> **Input**
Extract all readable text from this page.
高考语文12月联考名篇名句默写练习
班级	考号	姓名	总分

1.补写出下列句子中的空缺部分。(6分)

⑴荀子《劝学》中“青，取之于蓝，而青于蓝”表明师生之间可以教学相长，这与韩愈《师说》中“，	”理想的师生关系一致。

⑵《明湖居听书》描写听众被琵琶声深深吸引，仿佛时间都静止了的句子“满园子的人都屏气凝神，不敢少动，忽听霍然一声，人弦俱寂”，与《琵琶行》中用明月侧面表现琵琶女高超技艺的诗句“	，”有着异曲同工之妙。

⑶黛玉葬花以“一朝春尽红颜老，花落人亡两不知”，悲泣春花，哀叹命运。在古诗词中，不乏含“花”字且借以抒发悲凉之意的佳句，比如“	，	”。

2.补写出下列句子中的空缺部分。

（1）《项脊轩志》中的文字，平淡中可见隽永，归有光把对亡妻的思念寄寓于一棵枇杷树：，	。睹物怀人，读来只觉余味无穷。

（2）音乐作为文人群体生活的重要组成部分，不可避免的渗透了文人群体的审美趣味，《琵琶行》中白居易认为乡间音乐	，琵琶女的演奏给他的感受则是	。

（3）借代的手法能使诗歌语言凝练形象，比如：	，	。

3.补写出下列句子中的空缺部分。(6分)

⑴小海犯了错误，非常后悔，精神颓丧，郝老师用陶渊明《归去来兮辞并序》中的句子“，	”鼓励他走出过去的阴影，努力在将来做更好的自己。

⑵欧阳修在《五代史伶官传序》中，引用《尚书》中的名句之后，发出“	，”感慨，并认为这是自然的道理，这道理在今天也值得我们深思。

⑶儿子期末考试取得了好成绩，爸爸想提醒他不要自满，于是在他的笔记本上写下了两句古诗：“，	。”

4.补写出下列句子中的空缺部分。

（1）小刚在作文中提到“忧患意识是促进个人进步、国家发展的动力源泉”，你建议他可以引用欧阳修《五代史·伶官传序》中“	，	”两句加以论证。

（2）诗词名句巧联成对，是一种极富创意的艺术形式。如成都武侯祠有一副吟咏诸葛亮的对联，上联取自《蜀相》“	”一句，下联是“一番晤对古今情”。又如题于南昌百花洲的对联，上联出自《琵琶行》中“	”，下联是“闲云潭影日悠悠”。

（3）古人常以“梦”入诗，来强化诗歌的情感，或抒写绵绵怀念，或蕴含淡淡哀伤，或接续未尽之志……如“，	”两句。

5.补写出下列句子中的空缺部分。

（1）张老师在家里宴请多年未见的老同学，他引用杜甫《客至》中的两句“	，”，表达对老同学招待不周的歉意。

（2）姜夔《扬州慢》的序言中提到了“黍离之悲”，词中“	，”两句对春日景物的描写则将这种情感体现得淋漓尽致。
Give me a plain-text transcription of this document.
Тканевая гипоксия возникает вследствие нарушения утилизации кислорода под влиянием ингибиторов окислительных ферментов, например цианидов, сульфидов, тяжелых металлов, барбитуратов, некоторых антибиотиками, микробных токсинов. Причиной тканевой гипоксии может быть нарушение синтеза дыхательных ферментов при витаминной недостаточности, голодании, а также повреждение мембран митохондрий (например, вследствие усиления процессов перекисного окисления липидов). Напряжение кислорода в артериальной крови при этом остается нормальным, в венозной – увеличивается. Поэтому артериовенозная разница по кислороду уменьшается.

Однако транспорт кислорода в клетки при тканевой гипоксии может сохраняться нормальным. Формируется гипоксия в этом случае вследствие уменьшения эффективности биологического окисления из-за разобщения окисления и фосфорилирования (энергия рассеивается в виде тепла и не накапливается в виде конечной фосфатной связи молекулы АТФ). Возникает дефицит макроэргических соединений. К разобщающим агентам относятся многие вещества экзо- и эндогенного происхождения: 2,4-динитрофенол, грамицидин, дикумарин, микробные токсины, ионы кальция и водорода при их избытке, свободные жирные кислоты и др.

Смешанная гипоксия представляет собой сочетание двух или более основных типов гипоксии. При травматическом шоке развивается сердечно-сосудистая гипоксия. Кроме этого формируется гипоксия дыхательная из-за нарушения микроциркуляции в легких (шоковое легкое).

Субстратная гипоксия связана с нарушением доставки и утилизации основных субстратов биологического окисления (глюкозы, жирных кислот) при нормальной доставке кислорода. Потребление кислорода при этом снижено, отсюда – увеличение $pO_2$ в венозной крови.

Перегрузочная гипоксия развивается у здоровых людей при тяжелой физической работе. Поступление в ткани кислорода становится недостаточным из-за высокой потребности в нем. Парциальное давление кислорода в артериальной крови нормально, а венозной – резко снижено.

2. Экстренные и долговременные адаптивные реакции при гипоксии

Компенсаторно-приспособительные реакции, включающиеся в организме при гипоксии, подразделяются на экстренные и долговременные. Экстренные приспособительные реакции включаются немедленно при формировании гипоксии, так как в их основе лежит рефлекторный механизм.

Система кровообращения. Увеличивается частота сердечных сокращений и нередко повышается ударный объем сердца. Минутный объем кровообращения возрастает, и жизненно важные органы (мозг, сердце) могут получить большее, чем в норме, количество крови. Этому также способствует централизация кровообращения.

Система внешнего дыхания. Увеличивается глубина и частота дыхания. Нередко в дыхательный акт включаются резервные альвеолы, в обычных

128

> **Short task**
The records above should be returned exactly.

> **Problem solution**
Extract all readable text from this page.
高考语文12月联考名篇名句默写练习
班级	考号	姓名	总分

1.补写出下列句子中的空缺部分。(6分)

⑴荀子《劝学》中“青，取之于蓝，而青于蓝”表明师生之间可以教学相长，这与韩愈《师说》中“，	”理想的师生关系一致。

⑵《明湖居听书》描写听众被琵琶声深深吸引，仿佛时间都静止了的句子“满园子的人都屏气凝神，不敢少动，忽听霍然一声，人弦俱寂”，与《琵琶行》中用明月侧面表现琵琶女高超技艺的诗句“	，”有着异曲同工之妙。

⑶黛玉葬花以“一朝春尽红颜老，花落人亡两不知”，悲泣春花，哀叹命运。在古诗词中，不乏含“花”字且借以抒发悲凉之意的佳句，比如“	，	”。

2.补写出下列句子中的空缺部分。

（1）《项脊轩志》中的文字，平淡中可见隽永，归有光把对亡妻的思念寄寓于一棵枇杷树：，	。睹物怀人，读来只觉余味无穷。

（2）音乐作为文人群体生活的重要组成部分，不可避免的渗透了文人群体的审美趣味，《琵琶行》中白居易认为乡间音乐	，琵琶女的演奏给他的感受则是	。

（3）借代的手法能使诗歌语言凝练形象，比如：	，	。

3.补写出下列句子中的空缺部分。(6分)

⑴小海犯了错误，非常后悔，精神颓丧，郝老师用陶渊明《归去来兮辞并序》中的句子“，	”鼓励他走出过去的阴影，努力在将来做更好的自己。

⑵欧阳修在《五代史伶官传序》中，引用《尚书》中的名句之后，发出“	，”感慨，并认为这是自然的道理，这道理在今天也值得我们深思。

⑶儿子期末考试取得了好成绩，爸爸想提醒他不要自满，于是在他的笔记本上写下了两句古诗：“，	。”

4.补写出下列句子中的空缺部分。

（1）小刚在作文中提到“忧患意识是促进个人进步、国家发展的动力源泉”，你建议他可以引用欧阳修《五代史·伶官传序》中“	，	”两句加以论证。

（2）诗词名句巧联成对，是一种极富创意的艺术形式。如成都武侯祠有一副吟咏诸葛亮的对联，上联取自《蜀相》“	”一句，下联是“一番晤对古今情”。又如题于南昌百花洲的对联，上联出自《琵琶行》中“	”，下联是“闲云潭影日悠悠”。

（3）古人常以“梦”入诗，来强化诗歌的情感，或抒写绵绵怀念，或蕴含淡淡哀伤，或接续未尽之志……如“，	”两句。

5.补写出下列句子中的空缺部分。

（1）张老师在家里宴请多年未见的老同学，他引用杜甫《客至》中的两句“	，”，表达对老同学招待不周的歉意。

（2）姜夔《扬州慢》的序言中提到了“黍离之悲”，词中“	，”两句对春日景物的描写则将这种情感体现得淋漓尽致。
Give me a plain-text transcription of this document.
Тканевая гипоксия возникает вследствие нарушения утилизации кислорода под влиянием ингибиторов окислительных ферментов, например цианидов, сульфидов, тяжелых металлов, барбитуратов, некоторых антибиотиками, микробных токсинов. Причиной тканевой гипоксии может быть нарушение синтеза дыхательных ферментов при витаминной недостаточности, голодании, а также повреждение мембран митохондрий (например, вследствие усиления процессов перекисного окисления липидов). Напряжение кислорода в артериальной крови при этом остается нормальным, в венозной – увеличивается. Поэтому артериовенозная разница по кислороду уменьшается.

Однако транспорт кислорода в клетки при тканевой гипоксии может сохраняться нормальным. Формируется гипоксия в этом случае вследствие уменьшения эффективности биологического окисления из-за разобщения окисления и фосфорилирования (энергия рассеивается в виде тепла и не накапливается в виде конечной фосфатной связи молекулы АТФ). Возникает дефицит макроэргических соединений. К разобщающим агентам относятся многие вещества экзо- и эндогенного происхождения: 2,4-динитрофенол, грамицидин, дикумарин, микробные токсины, ионы кальция и водорода при их избытке, свободные жирные кислоты и др.

Смешанная гипоксия представляет собой сочетание двух или более основных типов гипоксии. При травматическом шоке развивается сердечно-сосудистая гипоксия. Кроме этого формируется гипоксия дыхательная из-за нарушения микроциркуляции в легких (шоковое легкое).

Субстратная гипоксия связана с нарушением доставки и утилизации основных субстратов биологического окисления (глюкозы, жирных кислот) при нормальной доставке кислорода. Потребление кислорода при этом снижено, отсюда – увеличение $pO_2$ в венозной крови.

Перегрузочная гипоксия развивается у здоровых людей при тяжелой физической работе. Поступление в ткани кислорода становится недостаточным из-за высокой потребности в нем. Парциальное давление кислорода в артериальной крови нормально, а венозной – резко снижено.

2. Экстренные и долговременные адаптивные реакции при гипоксии

Компенсаторно-приспособительные реакции, включающиеся в организме при гипоксии, подразделяются на экстренные и долговременные. Экстренные приспособительные реакции включаются немедленно при формировании гипоксии, так как в их основе лежит рефлекторный механизм.

Система кровообращения. Увеличивается частота сердечных сокращений и нередко повышается ударный объем сердца. Минутный объем кровообращения возрастает, и жизненно важные органы (мозг, сердце) могут получить большее, чем в норме, количество крови. Этому также способствует централизация кровообращения.

Система внешнего дыхания. Увеличивается глубина и частота дыхания. Нередко в дыхательный акт включаются резервные альвеолы, в обычных

128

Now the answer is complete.